[Figure collection entries]
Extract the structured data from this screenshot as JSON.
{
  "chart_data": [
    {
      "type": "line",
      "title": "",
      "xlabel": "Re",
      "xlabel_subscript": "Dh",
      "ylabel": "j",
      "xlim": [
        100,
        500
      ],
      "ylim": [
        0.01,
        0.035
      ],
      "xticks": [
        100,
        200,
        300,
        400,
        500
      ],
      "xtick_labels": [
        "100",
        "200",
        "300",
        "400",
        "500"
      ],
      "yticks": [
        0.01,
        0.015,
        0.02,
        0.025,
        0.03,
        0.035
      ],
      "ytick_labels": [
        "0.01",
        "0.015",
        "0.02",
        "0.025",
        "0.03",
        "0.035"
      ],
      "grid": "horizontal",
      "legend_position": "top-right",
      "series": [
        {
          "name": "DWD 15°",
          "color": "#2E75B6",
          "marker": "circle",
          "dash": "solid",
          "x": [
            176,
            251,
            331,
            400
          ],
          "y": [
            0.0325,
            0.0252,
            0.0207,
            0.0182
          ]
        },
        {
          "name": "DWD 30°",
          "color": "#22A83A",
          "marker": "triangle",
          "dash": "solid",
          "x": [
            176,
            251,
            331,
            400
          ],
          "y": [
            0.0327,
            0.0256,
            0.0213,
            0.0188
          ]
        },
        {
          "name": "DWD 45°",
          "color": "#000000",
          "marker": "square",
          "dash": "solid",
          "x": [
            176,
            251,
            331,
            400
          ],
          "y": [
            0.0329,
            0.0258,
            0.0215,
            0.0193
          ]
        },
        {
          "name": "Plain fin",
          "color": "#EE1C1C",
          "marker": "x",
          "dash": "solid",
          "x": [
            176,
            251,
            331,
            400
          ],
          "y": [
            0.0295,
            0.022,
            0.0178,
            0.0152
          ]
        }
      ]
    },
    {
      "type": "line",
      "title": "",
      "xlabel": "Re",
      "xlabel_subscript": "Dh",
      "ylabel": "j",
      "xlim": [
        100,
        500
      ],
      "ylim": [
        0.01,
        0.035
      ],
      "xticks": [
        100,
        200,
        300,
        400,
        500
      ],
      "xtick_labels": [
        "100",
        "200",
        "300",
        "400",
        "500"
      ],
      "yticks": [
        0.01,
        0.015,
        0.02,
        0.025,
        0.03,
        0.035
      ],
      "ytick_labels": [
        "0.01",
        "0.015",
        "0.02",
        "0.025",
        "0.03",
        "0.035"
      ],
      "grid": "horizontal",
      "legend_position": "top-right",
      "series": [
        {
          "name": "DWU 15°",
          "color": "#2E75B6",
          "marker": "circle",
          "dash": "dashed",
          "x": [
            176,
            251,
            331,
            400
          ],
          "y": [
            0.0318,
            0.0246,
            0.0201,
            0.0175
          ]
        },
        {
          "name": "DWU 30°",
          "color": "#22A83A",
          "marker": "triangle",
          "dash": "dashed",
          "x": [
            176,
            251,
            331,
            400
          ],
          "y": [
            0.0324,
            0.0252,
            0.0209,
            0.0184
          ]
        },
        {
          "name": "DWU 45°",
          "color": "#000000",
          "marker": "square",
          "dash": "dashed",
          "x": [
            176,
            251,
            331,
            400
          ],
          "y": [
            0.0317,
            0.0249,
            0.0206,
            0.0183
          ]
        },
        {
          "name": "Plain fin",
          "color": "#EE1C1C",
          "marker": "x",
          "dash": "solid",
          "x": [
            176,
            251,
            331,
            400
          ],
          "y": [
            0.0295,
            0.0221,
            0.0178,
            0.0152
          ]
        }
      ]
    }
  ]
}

GIVEN INSTRUCTION
Print the material once more, exactly.

EXERCISE SOLUTION
Extract the structured data from this screenshot as JSON.
{
  "chart_data": [
    {
      "type": "line",
      "title": "",
      "xlabel": "Re",
      "xlabel_subscript": "Dh",
      "ylabel": "j",
      "xlim": [
        100,
        500
      ],
      "ylim": [
        0.01,
        0.035
      ],
      "xticks": [
        100,
        200,
        300,
        400,
        500
      ],
      "xtick_labels": [
        "100",
        "200",
        "300",
        "400",
        "500"
      ],
      "yticks": [
        0.01,
        0.015,
        0.02,
        0.025,
        0.03,
        0.035
      ],
      "ytick_labels": [
        "0.01",
        "0.015",
        "0.02",
        "0.025",
        "0.03",
        "0.035"
      ],
      "grid": "horizontal",
      "legend_position": "top-right",
      "series": [
        {
          "name": "DWD 15°",
          "color": "#2E75B6",
          "marker": "circle",
          "dash": "solid",
          "x": [
            176,
            251,
            331,
            400
          ],
          "y": [
            0.0325,
            0.0252,
            0.0207,
            0.0182
          ]
        },
        {
          "name": "DWD 30°",
          "color": "#22A83A",
          "marker": "triangle",
          "dash": "solid",
          "x": [
            176,
            251,
            331,
            400
          ],
          "y": [
            0.0327,
            0.0256,
            0.0213,
            0.0188
          ]
        },
        {
          "name": "DWD 45°",
          "color": "#000000",
          "marker": "square",
          "dash": "solid",
          "x": [
            176,
            251,
            331,
            400
          ],
          "y": [
            0.0329,
            0.0258,
            0.0215,
            0.0193
          ]
        },
        {
          "name": "Plain fin",
          "color": "#EE1C1C",
          "marker": "x",
          "dash": "solid",
          "x": [
            176,
            251,
            331,
            400
          ],
          "y": [
            0.0295,
            0.022,
            0.0178,
            0.0152
          ]
        }
      ]
    },
    {
      "type": "line",
      "title": "",
      "xlabel": "Re",
      "xlabel_subscript": "Dh",
      "ylabel": "j",
      "xlim": [
        100,
        500
      ],
      "ylim": [
        0.01,
        0.035
      ],
      "xticks": [
        100,
        200,
        300,
        400,
        500
      ],
      "xtick_labels": [
        "100",
        "200",
        "300",
        "400",
        "500"
      ],
      "yticks": [
        0.01,
        0.015,
        0.02,
        0.025,
        0.03,
        0.035
      ],
      "ytick_labels": [
        "0.01",
        "0.015",
        "0.02",
        "0.025",
        "0.03",
        "0.035"
      ],
      "grid": "horizontal",
      "legend_position": "top-right",
      "series": [
        {
          "name": "DWU 15°",
          "color": "#2E75B6",
          "marker": "circle",
          "dash": "dashed",
          "x": [
            176,
            251,
            331,
            400
          ],
          "y": [
            0.0318,
            0.0246,
            0.0201,
            0.0175
          ]
        },
        {
          "name": "DWU 30°",
          "color": "#22A83A",
          "marker": "triangle",
          "dash": "dashed",
          "x": [
            176,
            251,
            331,
            400
          ],
          "y": [
            0.0324,
            0.0252,
            0.0209,
            0.0184
          ]
        },
        {
          "name": "DWU 45°",
          "color": "#000000",
          "marker": "square",
          "dash": "dashed",
          "x": [
            176,
            251,
            331,
            400
          ],
          "y": [
            0.0317,
            0.0249,
            0.0206,
            0.0183
          ]
        },
        {
          "name": "Plain fin",
          "color": "#EE1C1C",
          "marker": "x",
          "dash": "solid",
          "x": [
            176,
            251,
            331,
            400
          ],
          "y": [
            0.0295,
            0.0221,
            0.0178,
            0.0152
          ]
        }
      ]
    }
  ]
}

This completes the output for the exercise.